--- START ---
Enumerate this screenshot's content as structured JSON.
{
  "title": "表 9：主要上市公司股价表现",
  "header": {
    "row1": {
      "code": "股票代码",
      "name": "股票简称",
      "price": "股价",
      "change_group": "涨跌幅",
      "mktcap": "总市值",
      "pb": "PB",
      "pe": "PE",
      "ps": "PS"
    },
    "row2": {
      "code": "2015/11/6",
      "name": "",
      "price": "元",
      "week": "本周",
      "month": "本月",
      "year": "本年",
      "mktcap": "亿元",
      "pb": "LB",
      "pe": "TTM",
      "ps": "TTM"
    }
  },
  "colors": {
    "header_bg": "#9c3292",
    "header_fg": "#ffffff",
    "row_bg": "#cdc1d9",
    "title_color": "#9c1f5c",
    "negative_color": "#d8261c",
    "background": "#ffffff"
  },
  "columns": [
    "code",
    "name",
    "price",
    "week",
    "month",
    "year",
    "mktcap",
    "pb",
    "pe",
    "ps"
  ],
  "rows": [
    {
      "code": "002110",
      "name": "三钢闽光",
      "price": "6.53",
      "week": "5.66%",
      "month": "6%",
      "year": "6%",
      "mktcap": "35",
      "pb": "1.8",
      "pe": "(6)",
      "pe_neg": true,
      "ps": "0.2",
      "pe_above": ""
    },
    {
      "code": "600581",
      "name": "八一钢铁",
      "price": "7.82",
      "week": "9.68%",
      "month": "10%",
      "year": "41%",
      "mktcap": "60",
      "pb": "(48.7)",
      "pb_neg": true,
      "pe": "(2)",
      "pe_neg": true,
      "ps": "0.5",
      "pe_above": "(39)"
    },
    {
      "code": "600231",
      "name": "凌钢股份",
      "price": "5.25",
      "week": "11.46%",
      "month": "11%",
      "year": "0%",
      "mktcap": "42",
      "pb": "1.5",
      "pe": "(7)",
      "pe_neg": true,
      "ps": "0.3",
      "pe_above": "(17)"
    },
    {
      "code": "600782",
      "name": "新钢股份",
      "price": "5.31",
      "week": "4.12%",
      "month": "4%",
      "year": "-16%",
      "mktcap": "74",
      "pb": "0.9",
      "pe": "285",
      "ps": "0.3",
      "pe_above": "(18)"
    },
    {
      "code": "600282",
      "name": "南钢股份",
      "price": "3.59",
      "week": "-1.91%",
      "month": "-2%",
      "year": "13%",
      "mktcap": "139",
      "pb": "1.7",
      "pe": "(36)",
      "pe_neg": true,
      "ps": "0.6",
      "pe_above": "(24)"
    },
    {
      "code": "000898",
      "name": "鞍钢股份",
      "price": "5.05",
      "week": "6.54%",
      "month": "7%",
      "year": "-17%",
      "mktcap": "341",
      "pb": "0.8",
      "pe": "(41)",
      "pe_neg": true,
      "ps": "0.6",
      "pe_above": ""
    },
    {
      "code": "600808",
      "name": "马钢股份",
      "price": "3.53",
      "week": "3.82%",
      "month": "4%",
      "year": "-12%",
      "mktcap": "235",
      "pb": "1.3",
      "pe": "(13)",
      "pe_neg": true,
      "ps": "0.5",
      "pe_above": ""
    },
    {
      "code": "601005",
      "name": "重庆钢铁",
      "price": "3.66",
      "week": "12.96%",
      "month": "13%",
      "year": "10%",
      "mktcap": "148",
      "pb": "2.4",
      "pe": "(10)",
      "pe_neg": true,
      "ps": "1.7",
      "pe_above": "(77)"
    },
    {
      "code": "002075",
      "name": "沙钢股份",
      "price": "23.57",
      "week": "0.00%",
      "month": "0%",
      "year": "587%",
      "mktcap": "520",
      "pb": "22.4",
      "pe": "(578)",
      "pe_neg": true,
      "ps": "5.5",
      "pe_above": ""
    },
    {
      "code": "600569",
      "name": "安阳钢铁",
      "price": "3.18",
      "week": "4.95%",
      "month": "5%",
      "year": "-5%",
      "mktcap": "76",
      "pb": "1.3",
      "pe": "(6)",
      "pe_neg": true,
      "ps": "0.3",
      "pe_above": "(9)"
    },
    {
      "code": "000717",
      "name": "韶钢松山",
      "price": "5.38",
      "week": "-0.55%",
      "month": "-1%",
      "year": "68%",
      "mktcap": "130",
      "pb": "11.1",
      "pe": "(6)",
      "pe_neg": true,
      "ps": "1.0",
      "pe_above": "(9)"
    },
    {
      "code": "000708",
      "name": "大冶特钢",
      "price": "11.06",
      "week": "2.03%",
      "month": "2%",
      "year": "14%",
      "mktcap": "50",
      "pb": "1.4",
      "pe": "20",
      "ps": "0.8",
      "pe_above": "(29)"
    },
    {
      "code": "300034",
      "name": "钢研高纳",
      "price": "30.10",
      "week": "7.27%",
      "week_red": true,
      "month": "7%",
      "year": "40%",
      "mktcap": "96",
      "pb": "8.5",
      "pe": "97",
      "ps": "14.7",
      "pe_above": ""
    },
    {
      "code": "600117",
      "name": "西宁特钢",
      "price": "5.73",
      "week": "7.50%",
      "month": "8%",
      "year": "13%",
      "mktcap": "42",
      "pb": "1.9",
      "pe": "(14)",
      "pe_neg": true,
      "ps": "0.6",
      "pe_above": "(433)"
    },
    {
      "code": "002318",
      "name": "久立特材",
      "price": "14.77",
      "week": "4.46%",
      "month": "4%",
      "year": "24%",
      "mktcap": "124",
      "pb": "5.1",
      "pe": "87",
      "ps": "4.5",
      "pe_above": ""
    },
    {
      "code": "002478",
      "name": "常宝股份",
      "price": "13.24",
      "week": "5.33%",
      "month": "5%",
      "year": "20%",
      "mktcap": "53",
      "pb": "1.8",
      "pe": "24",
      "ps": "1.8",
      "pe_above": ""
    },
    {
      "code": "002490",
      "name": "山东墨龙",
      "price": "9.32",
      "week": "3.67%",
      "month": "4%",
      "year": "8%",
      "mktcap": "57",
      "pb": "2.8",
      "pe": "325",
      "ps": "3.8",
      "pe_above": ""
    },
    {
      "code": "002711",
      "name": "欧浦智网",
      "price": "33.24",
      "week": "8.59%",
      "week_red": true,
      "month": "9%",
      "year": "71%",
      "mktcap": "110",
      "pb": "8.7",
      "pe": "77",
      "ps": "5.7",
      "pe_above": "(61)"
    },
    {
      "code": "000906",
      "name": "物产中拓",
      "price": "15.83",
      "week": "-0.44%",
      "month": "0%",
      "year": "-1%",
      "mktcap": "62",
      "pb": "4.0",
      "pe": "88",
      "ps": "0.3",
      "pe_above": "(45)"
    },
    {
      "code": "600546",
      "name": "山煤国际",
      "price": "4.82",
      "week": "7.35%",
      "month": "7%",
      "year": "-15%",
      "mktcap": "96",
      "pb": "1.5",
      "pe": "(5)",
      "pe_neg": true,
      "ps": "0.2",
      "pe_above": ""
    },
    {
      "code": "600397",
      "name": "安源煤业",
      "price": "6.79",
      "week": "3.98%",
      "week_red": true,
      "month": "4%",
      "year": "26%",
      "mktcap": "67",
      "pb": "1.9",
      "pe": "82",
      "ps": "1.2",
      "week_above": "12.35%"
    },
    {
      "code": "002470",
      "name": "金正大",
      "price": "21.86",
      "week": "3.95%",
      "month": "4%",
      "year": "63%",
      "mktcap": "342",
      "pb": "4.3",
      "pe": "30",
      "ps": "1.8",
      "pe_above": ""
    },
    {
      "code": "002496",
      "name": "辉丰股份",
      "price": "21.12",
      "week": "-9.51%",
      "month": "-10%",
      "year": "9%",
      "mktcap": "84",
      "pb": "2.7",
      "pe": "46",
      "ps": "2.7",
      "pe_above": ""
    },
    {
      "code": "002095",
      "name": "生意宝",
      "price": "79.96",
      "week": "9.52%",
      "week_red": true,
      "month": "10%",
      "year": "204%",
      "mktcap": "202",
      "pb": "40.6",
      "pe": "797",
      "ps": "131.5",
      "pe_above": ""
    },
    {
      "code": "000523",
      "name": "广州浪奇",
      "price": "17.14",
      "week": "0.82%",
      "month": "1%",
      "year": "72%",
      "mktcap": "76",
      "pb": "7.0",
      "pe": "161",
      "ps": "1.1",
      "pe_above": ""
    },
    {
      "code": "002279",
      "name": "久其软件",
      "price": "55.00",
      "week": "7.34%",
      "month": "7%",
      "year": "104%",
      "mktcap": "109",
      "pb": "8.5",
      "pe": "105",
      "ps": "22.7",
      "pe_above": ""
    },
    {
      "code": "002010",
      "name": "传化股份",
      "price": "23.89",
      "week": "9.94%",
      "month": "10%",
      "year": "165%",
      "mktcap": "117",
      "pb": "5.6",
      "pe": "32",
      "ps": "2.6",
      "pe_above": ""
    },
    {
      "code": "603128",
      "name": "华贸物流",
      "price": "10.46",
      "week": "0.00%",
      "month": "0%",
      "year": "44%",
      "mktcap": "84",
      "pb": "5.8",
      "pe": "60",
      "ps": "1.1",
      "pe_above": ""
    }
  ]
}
--- END ---
* [Your task]: Pick out lines containing the word "ffffff", each one as written.

* [Output below]:
    "header_fg": "#ffffff",
    "background": "#ffffff"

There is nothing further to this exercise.